## SUPPLIED MATERIAL:
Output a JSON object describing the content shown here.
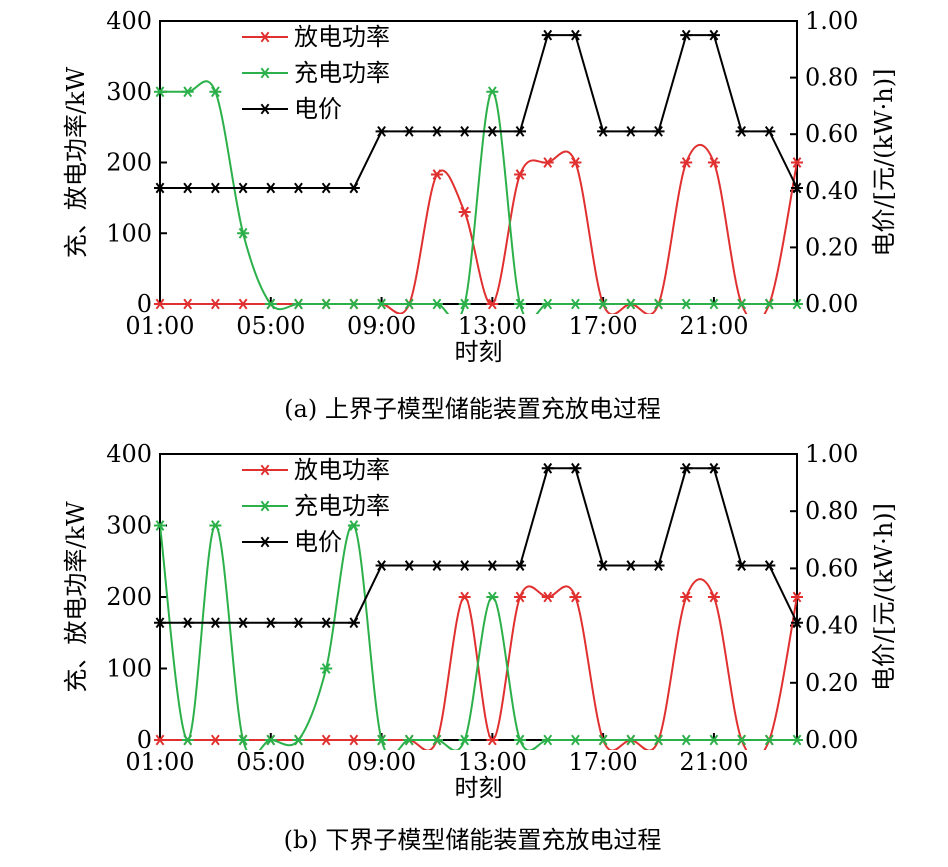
{
  "colors": {
    "discharge": "#e03030",
    "charge": "#2cb04a",
    "price": "#000000"
  },
  "chart_data": [
    {
      "type": "line",
      "title": "(a) 上界子模型储能装置充放电过程",
      "xlabel": "时刻",
      "ylabel": "充、放电功率/kW",
      "y2label": "电价/[元/(kW·h)]",
      "x_tick_labels": [
        "01:00",
        "05:00",
        "09:00",
        "13:00",
        "17:00",
        "21:00"
      ],
      "x_tick_hours": [
        1,
        5,
        9,
        13,
        17,
        21
      ],
      "xlim": [
        1,
        24
      ],
      "ylim": [
        0,
        400
      ],
      "y_ticks": [
        0,
        100,
        200,
        300,
        400
      ],
      "y2lim": [
        0,
        1.0
      ],
      "y2_ticks": [
        "0.00",
        "0.20",
        "0.40",
        "0.60",
        "0.80",
        "1.00"
      ],
      "legend_position": "top-left",
      "x": [
        1,
        2,
        3,
        4,
        5,
        6,
        7,
        8,
        9,
        10,
        11,
        12,
        13,
        14,
        15,
        16,
        17,
        18,
        19,
        20,
        21,
        22,
        23,
        24
      ],
      "series": [
        {
          "name": "放电功率",
          "axis": "left",
          "smooth": true,
          "values": [
            0,
            0,
            0,
            0,
            0,
            0,
            0,
            0,
            0,
            0,
            183,
            130,
            0,
            183,
            200,
            200,
            0,
            0,
            0,
            200,
            200,
            0,
            0,
            200
          ]
        },
        {
          "name": "充电功率",
          "axis": "left",
          "smooth": true,
          "values": [
            300,
            300,
            300,
            100,
            0,
            0,
            0,
            0,
            0,
            0,
            0,
            0,
            300,
            0,
            0,
            0,
            0,
            0,
            0,
            0,
            0,
            0,
            0,
            0
          ]
        },
        {
          "name": "电价",
          "axis": "right",
          "smooth": false,
          "values": [
            0.41,
            0.41,
            0.41,
            0.41,
            0.41,
            0.41,
            0.41,
            0.41,
            0.61,
            0.61,
            0.61,
            0.61,
            0.61,
            0.61,
            0.95,
            0.95,
            0.61,
            0.61,
            0.61,
            0.95,
            0.95,
            0.61,
            0.61,
            0.41
          ]
        }
      ]
    },
    {
      "type": "line",
      "title": "(b) 下界子模型储能装置充放电过程",
      "xlabel": "时刻",
      "ylabel": "充、放电功率/kW",
      "y2label": "电价/[元/(kW·h)]",
      "x_tick_labels": [
        "01:00",
        "05:00",
        "09:00",
        "13:00",
        "17:00",
        "21:00"
      ],
      "x_tick_hours": [
        1,
        5,
        9,
        13,
        17,
        21
      ],
      "xlim": [
        1,
        24
      ],
      "ylim": [
        0,
        400
      ],
      "y_ticks": [
        0,
        100,
        200,
        300,
        400
      ],
      "y2lim": [
        0,
        1.0
      ],
      "y2_ticks": [
        "0.00",
        "0.20",
        "0.40",
        "0.60",
        "0.80",
        "1.00"
      ],
      "legend_position": "top-left",
      "x": [
        1,
        2,
        3,
        4,
        5,
        6,
        7,
        8,
        9,
        10,
        11,
        12,
        13,
        14,
        15,
        16,
        17,
        18,
        19,
        20,
        21,
        22,
        23,
        24
      ],
      "series": [
        {
          "name": "放电功率",
          "axis": "left",
          "smooth": true,
          "values": [
            0,
            0,
            0,
            0,
            0,
            0,
            0,
            0,
            0,
            0,
            0,
            200,
            0,
            200,
            200,
            200,
            0,
            0,
            0,
            200,
            200,
            0,
            0,
            200
          ]
        },
        {
          "name": "充电功率",
          "axis": "left",
          "smooth": true,
          "values": [
            300,
            0,
            300,
            0,
            0,
            0,
            100,
            300,
            0,
            0,
            0,
            0,
            200,
            0,
            0,
            0,
            0,
            0,
            0,
            0,
            0,
            0,
            0,
            0
          ]
        },
        {
          "name": "电价",
          "axis": "right",
          "smooth": false,
          "values": [
            0.41,
            0.41,
            0.41,
            0.41,
            0.41,
            0.41,
            0.41,
            0.41,
            0.61,
            0.61,
            0.61,
            0.61,
            0.61,
            0.61,
            0.95,
            0.95,
            0.61,
            0.61,
            0.61,
            0.95,
            0.95,
            0.61,
            0.61,
            0.41
          ]
        }
      ]
    }
  ]
}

## DO THIS:
Set every line down exactly as written, leaving each picture out.

## TASK ANSWER:
Output a JSON object describing the content shown here.
{
  "colors": {
    "discharge": "#e03030",
    "charge": "#2cb04a",
    "price": "#000000"
  },
  "chart_data": [
    {
      "type": "line",
      "title": "(a) 上界子模型储能装置充放电过程",
      "xlabel": "时刻",
      "ylabel": "充、放电功率/kW",
      "y2label": "电价/[元/(kW·h)]",
      "x_tick_labels": [
        "01:00",
        "05:00",
        "09:00",
        "13:00",
        "17:00",
        "21:00"
      ],
      "x_tick_hours": [
        1,
        5,
        9,
        13,
        17,
        21
      ],
      "xlim": [
        1,
        24
      ],
      "ylim": [
        0,
        400
      ],
      "y_ticks": [
        0,
        100,
        200,
        300,
        400
      ],
      "y2lim": [
        0,
        1.0
      ],
      "y2_ticks": [
        "0.00",
        "0.20",
        "0.40",
        "0.60",
        "0.80",
        "1.00"
      ],
      "legend_position": "top-left",
      "x": [
        1,
        2,
        3,
        4,
        5,
        6,
        7,
        8,
        9,
        10,
        11,
        12,
        13,
        14,
        15,
        16,
        17,
        18,
        19,
        20,
        21,
        22,
        23,
        24
      ],
      "series": [
        {
          "name": "放电功率",
          "axis": "left",
          "smooth": true,
          "values": [
            0,
            0,
            0,
            0,
            0,
            0,
            0,
            0,
            0,
            0,
            183,
            130,
            0,
            183,
            200,
            200,
            0,
            0,
            0,
            200,
            200,
            0,
            0,
            200
          ]
        },
        {
          "name": "充电功率",
          "axis": "left",
          "smooth": true,
          "values": [
            300,
            300,
            300,
            100,
            0,
            0,
            0,
            0,
            0,
            0,
            0,
            0,
            300,
            0,
            0,
            0,
            0,
            0,
            0,
            0,
            0,
            0,
            0,
            0
          ]
        },
        {
          "name": "电价",
          "axis": "right",
          "smooth": false,
          "values": [
            0.41,
            0.41,
            0.41,
            0.41,
            0.41,
            0.41,
            0.41,
            0.41,
            0.61,
            0.61,
            0.61,
            0.61,
            0.61,
            0.61,
            0.95,
            0.95,
            0.61,
            0.61,
            0.61,
            0.95,
            0.95,
            0.61,
            0.61,
            0.41
          ]
        }
      ]
    },
    {
      "type": "line",
      "title": "(b) 下界子模型储能装置充放电过程",
      "xlabel": "时刻",
      "ylabel": "充、放电功率/kW",
      "y2label": "电价/[元/(kW·h)]",
      "x_tick_labels": [
        "01:00",
        "05:00",
        "09:00",
        "13:00",
        "17:00",
        "21:00"
      ],
      "x_tick_hours": [
        1,
        5,
        9,
        13,
        17,
        21
      ],
      "xlim": [
        1,
        24
      ],
      "ylim": [
        0,
        400
      ],
      "y_ticks": [
        0,
        100,
        200,
        300,
        400
      ],
      "y2lim": [
        0,
        1.0
      ],
      "y2_ticks": [
        "0.00",
        "0.20",
        "0.40",
        "0.60",
        "0.80",
        "1.00"
      ],
      "legend_position": "top-left",
      "x": [
        1,
        2,
        3,
        4,
        5,
        6,
        7,
        8,
        9,
        10,
        11,
        12,
        13,
        14,
        15,
        16,
        17,
        18,
        19,
        20,
        21,
        22,
        23,
        24
      ],
      "series": [
        {
          "name": "放电功率",
          "axis": "left",
          "smooth": true,
          "values": [
            0,
            0,
            0,
            0,
            0,
            0,
            0,
            0,
            0,
            0,
            0,
            200,
            0,
            200,
            200,
            200,
            0,
            0,
            0,
            200,
            200,
            0,
            0,
            200
          ]
        },
        {
          "name": "充电功率",
          "axis": "left",
          "smooth": true,
          "values": [
            300,
            0,
            300,
            0,
            0,
            0,
            100,
            300,
            0,
            0,
            0,
            0,
            200,
            0,
            0,
            0,
            0,
            0,
            0,
            0,
            0,
            0,
            0,
            0
          ]
        },
        {
          "name": "电价",
          "axis": "right",
          "smooth": false,
          "values": [
            0.41,
            0.41,
            0.41,
            0.41,
            0.41,
            0.41,
            0.41,
            0.41,
            0.61,
            0.61,
            0.61,
            0.61,
            0.61,
            0.61,
            0.95,
            0.95,
            0.61,
            0.61,
            0.61,
            0.95,
            0.95,
            0.61,
            0.61,
            0.41
          ]
        }
      ]
    }
  ]
}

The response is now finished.